Record extracts -
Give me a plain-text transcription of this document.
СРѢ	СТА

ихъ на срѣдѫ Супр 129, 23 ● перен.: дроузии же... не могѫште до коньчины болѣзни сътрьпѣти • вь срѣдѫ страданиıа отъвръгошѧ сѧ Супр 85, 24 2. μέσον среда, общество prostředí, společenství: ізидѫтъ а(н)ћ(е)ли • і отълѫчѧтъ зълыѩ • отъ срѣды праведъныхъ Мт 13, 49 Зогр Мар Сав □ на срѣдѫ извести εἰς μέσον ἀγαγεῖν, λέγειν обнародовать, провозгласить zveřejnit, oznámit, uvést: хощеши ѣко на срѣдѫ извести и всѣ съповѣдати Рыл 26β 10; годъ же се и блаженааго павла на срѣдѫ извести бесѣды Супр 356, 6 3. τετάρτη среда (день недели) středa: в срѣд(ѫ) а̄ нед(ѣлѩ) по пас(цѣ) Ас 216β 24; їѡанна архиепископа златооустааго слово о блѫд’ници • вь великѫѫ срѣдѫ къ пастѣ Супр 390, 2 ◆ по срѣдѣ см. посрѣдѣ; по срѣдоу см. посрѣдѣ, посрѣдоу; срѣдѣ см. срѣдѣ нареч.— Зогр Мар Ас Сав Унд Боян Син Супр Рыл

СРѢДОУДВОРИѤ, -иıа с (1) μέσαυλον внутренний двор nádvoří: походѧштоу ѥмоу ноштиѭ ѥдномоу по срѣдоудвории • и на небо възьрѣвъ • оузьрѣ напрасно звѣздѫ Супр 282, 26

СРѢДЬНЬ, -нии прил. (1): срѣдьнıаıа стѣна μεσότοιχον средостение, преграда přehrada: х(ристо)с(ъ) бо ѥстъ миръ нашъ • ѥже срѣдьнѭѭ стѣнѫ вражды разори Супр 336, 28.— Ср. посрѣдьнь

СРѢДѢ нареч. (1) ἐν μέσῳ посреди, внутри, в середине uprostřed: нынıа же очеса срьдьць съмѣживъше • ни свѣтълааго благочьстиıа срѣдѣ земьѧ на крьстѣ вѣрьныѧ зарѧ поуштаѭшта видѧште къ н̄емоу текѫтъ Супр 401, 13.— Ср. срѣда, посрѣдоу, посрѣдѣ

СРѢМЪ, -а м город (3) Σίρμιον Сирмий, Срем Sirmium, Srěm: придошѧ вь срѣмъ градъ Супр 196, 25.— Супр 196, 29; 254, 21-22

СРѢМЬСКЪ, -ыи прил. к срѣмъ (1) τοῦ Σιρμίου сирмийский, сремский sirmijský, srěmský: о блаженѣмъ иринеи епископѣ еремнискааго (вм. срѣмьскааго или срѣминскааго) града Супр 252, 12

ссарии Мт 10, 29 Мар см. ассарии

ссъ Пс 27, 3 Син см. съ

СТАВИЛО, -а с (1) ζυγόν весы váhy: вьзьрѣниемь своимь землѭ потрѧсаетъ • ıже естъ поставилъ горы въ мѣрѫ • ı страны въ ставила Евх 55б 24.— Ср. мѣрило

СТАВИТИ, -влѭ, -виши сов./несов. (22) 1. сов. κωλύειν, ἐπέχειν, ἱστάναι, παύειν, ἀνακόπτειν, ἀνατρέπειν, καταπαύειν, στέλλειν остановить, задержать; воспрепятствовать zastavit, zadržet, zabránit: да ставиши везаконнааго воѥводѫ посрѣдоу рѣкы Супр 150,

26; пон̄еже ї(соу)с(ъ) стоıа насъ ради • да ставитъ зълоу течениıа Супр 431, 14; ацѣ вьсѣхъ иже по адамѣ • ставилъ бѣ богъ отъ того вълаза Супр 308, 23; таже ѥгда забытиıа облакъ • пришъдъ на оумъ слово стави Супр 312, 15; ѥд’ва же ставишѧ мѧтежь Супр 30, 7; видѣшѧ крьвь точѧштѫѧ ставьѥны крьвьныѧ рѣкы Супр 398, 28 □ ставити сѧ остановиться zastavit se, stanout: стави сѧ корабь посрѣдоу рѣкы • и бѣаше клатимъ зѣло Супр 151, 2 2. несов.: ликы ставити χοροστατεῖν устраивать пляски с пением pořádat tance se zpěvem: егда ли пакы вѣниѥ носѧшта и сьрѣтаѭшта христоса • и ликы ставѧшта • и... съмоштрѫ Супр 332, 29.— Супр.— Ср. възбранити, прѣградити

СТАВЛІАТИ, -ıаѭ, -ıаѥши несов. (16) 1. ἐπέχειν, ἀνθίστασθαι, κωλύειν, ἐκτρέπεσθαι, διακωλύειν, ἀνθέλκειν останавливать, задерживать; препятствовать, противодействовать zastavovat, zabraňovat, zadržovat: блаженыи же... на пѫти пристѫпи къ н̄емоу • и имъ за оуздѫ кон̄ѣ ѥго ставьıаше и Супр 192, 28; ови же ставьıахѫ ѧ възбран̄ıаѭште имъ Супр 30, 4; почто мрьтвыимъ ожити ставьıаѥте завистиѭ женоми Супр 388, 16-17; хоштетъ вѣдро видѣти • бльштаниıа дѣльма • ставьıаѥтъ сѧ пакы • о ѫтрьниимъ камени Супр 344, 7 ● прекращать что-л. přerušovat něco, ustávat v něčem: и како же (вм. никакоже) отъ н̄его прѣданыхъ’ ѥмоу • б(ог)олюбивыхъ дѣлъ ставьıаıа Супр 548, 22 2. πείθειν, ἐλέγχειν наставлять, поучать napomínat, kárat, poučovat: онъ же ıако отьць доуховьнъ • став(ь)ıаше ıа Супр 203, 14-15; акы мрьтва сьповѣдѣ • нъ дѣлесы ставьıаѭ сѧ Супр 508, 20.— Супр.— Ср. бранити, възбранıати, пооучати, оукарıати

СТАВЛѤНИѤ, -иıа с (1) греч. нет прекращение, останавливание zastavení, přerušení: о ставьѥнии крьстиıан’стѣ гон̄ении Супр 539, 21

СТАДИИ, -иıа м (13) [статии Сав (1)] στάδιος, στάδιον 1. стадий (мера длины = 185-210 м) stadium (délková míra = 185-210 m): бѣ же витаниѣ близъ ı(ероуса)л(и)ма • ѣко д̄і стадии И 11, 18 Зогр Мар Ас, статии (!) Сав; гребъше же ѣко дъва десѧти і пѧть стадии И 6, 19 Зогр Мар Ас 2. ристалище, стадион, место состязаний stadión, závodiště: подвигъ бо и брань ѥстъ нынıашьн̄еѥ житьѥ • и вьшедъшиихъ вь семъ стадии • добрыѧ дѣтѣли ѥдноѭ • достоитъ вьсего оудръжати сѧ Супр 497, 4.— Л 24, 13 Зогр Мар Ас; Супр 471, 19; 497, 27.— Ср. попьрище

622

What the exercise asks - Extract every record and return it verbatim.

Complete answer -
Give me a plain-text transcription of this document.
СРѢ	СТА

ихъ на срѣдѫ Супр 129, 23 ● перен.: дроузии же... не могѫште до коньчины болѣзни сътрьпѣти • вь срѣдѫ страданиıа отъвръгошѧ сѧ Супр 85, 24 2. μέσον среда, общество prostředí, společenství: ізидѫтъ а(н)ћ(е)ли • і отълѫчѧтъ зълыѩ • отъ срѣды праведъныхъ Мт 13, 49 Зогр Мар Сав □ на срѣдѫ извести εἰς μέσον ἀγαγεῖν, λέγειν обнародовать, провозгласить zveřejnit, oznámit, uvést: хощеши ѣко на срѣдѫ извести и всѣ съповѣдати Рыл 26β 10; годъ же се и блаженааго павла на срѣдѫ извести бесѣды Супр 356, 6 3. τετάρτη среда (день недели) středa: в срѣд(ѫ) а̄ нед(ѣлѩ) по пас(цѣ) Ас 216β 24; їѡанна архиепископа златооустааго слово о блѫд’ници • вь великѫѫ срѣдѫ къ пастѣ Супр 390, 2 ◆ по срѣдѣ см. посрѣдѣ; по срѣдоу см. посрѣдѣ, посрѣдоу; срѣдѣ см. срѣдѣ нареч.— Зогр Мар Ас Сав Унд Боян Син Супр Рыл

СРѢДОУДВОРИѤ, -иıа с (1) μέσαυλον внутренний двор nádvoří: походѧштоу ѥмоу ноштиѭ ѥдномоу по срѣдоудвории • и на небо възьрѣвъ • оузьрѣ напрасно звѣздѫ Супр 282, 26

СРѢДЬНЬ, -нии прил. (1): срѣдьнıаıа стѣна μεσότοιχον средостение, преграда přehrada: х(ристо)с(ъ) бо ѥстъ миръ нашъ • ѥже срѣдьнѭѭ стѣнѫ вражды разори Супр 336, 28.— Ср. посрѣдьнь

СРѢДѢ нареч. (1) ἐν μέσῳ посреди, внутри, в середине uprostřed: нынıа же очеса срьдьць съмѣживъше • ни свѣтълааго благочьстиıа срѣдѣ земьѧ на крьстѣ вѣрьныѧ зарѧ поуштаѭшта видѧште къ н̄емоу текѫтъ Супр 401, 13.— Ср. срѣда, посрѣдоу, посрѣдѣ

СРѢМЪ, -а м город (3) Σίρμιον Сирмий, Срем Sirmium, Srěm: придошѧ вь срѣмъ градъ Супр 196, 25.— Супр 196, 29; 254, 21-22

СРѢМЬСКЪ, -ыи прил. к срѣмъ (1) τοῦ Σιρμίου сирмийский, сремский sirmijský, srěmský: о блаженѣмъ иринеи епископѣ еремнискааго (вм. срѣмьскааго или срѣминскааго) града Супр 252, 12

ссарии Мт 10, 29 Мар см. ассарии

ссъ Пс 27, 3 Син см. съ

СТАВИЛО, -а с (1) ζυγόν весы váhy: вьзьрѣниемь своимь землѭ потрѧсаетъ • ıже естъ поставилъ горы въ мѣрѫ • ı страны въ ставила Евх 55б 24.— Ср. мѣрило

СТАВИТИ, -влѭ, -виши сов./несов. (22) 1. сов. κωλύειν, ἐπέχειν, ἱστάναι, παύειν, ἀνακόπτειν, ἀνατρέπειν, καταπαύειν, στέλλειν остановить, задержать; воспрепятствовать zastavit, zadržet, zabránit: да ставиши везаконнааго воѥводѫ посрѣдоу рѣкы Супр 150,

26; пон̄еже ї(соу)с(ъ) стоıа насъ ради • да ставитъ зълоу течениıа Супр 431, 14; ацѣ вьсѣхъ иже по адамѣ • ставилъ бѣ богъ отъ того вълаза Супр 308, 23; таже ѥгда забытиıа облакъ • пришъдъ на оумъ слово стави Супр 312, 15; ѥд’ва же ставишѧ мѧтежь Супр 30, 7; видѣшѧ крьвь точѧштѫѧ ставьѥны крьвьныѧ рѣкы Супр 398, 28 □ ставити сѧ остановиться zastavit se, stanout: стави сѧ корабь посрѣдоу рѣкы • и бѣаше клатимъ зѣло Супр 151, 2 2. несов.: ликы ставити χοροστατεῖν устраивать пляски с пением pořádat tance se zpěvem: егда ли пакы вѣниѥ носѧшта и сьрѣтаѭшта христоса • и ликы ставѧшта • и... съмоштрѫ Супр 332, 29.— Супр.— Ср. възбранити, прѣградити

СТАВЛІАТИ, -ıаѭ, -ıаѥши несов. (16) 1. ἐπέχειν, ἀνθίστασθαι, κωλύειν, ἐκτρέπεσθαι, διακωλύειν, ἀνθέλκειν останавливать, задерживать; препятствовать, противодействовать zastavovat, zabraňovat, zadržovat: блаженыи же... на пѫти пристѫпи къ н̄емоу • и имъ за оуздѫ кон̄ѣ ѥго ставьıаше и Супр 192, 28; ови же ставьıахѫ ѧ възбран̄ıаѭште имъ Супр 30, 4; почто мрьтвыимъ ожити ставьıаѥте завистиѭ женоми Супр 388, 16-17; хоштетъ вѣдро видѣти • бльштаниıа дѣльма • ставьıаѥтъ сѧ пакы • о ѫтрьниимъ камени Супр 344, 7 ● прекращать что-л. přerušovat něco, ustávat v něčem: и како же (вм. никакоже) отъ н̄его прѣданыхъ’ ѥмоу • б(ог)олюбивыхъ дѣлъ ставьıаıа Супр 548, 22 2. πείθειν, ἐλέγχειν наставлять, поучать napomínat, kárat, poučovat: онъ же ıако отьць доуховьнъ • став(ь)ıаше ıа Супр 203, 14-15; акы мрьтва сьповѣдѣ • нъ дѣлесы ставьıаѭ сѧ Супр 508, 20.— Супр.— Ср. бранити, възбранıати, пооучати, оукарıати

СТАВЛѤНИѤ, -иıа с (1) греч. нет прекращение, останавливание zastavení, přerušení: о ставьѥнии крьстиıан’стѣ гон̄ении Супр 539, 21

СТАДИИ, -иıа м (13) [статии Сав (1)] στάδιος, στάδιον 1. стадий (мера длины = 185-210 м) stadium (délková míra = 185-210 m): бѣ же витаниѣ близъ ı(ероуса)л(и)ма • ѣко д̄і стадии И 11, 18 Зогр Мар Ас, статии (!) Сав; гребъше же ѣко дъва десѧти і пѧть стадии И 6, 19 Зогр Мар Ас 2. ристалище, стадион, место состязаний stadión, závodiště: подвигъ бо и брань ѥстъ нынıашьн̄еѥ житьѥ • и вьшедъшиихъ вь семъ стадии • добрыѧ дѣтѣли ѥдноѭ • достоитъ вьсего оудръжати сѧ Супр 497, 4.— Л 24, 13 Зогр Мар Ас; Супр 471, 19; 497, 27.— Ср. попьрище

622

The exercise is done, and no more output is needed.